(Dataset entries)
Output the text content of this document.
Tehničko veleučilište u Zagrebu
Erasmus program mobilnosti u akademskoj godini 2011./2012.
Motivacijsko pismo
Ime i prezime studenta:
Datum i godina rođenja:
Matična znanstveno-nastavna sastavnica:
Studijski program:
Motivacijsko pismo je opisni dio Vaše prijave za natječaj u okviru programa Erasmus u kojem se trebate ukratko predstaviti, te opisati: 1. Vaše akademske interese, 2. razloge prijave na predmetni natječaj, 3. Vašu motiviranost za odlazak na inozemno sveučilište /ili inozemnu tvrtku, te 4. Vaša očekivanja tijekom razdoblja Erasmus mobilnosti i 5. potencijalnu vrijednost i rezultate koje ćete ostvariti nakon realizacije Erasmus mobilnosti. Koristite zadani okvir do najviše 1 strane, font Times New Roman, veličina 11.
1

• _WORK TO DO_: Write out all the records above again, exactly as they stand.

• _OUTPUT OF THE EXERCISE_:
Output the text content of this document.
Tehničko veleučilište u Zagrebu
Erasmus program mobilnosti u akademskoj godini 2011./2012.
Motivacijsko pismo
Ime i prezime studenta:
Datum i godina rođenja:
Matična znanstveno-nastavna sastavnica:
Studijski program:
Motivacijsko pismo je opisni dio Vaše prijave za natječaj u okviru programa Erasmus u kojem se trebate ukratko predstaviti, te opisati: 1. Vaše akademske interese, 2. razloge prijave na predmetni natječaj, 3. Vašu motiviranost za odlazak na inozemno sveučilište /ili inozemnu tvrtku, te 4. Vaša očekivanja tijekom razdoblja Erasmus mobilnosti i 5. potencijalnu vrijednost i rezultate koje ćete ostvariti nakon realizacije Erasmus mobilnosti. Koristite zadani okvir do najviše 1 strane, font Times New Roman, veličina 11.
1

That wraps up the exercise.